> _WHAT YOU HAVE TO DO_: In the data below, locate each line with the word "brainwashed" and list it.

Dataset items
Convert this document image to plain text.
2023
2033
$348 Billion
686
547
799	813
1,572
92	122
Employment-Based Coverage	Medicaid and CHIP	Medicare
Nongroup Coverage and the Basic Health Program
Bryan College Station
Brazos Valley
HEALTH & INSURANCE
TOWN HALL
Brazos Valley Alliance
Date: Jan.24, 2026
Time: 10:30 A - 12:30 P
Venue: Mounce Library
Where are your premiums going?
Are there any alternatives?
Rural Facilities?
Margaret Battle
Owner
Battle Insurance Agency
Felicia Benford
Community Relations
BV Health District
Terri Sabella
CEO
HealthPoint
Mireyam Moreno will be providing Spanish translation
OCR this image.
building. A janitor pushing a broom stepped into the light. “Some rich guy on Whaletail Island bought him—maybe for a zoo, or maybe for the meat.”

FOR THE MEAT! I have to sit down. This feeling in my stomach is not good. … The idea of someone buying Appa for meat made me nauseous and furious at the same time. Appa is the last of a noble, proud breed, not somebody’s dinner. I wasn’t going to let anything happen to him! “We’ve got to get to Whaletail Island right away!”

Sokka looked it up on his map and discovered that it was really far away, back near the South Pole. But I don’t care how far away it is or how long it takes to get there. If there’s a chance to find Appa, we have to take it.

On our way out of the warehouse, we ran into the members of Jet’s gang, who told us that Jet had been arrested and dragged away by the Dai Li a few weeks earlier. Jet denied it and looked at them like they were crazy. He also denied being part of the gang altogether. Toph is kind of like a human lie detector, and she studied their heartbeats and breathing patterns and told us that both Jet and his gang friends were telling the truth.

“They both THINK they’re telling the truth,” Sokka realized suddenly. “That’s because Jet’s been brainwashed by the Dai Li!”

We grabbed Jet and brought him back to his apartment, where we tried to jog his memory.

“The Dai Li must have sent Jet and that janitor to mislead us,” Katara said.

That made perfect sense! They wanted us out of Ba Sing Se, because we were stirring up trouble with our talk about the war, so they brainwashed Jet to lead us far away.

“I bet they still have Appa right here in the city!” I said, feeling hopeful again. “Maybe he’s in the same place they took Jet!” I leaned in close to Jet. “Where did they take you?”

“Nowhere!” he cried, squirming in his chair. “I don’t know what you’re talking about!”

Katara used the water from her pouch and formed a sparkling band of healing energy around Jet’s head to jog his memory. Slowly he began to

> _COMPLETED EXERCISE_:
“They both THINK they’re telling the truth,” Sokka realized suddenly. “That’s because Jet’s been brainwashed by the Dai Li!”
That made perfect sense! They wanted us out of Ba Sing Se, because we were stirring up trouble with our talk about the war, so they brainwashed Jet to lead us far away.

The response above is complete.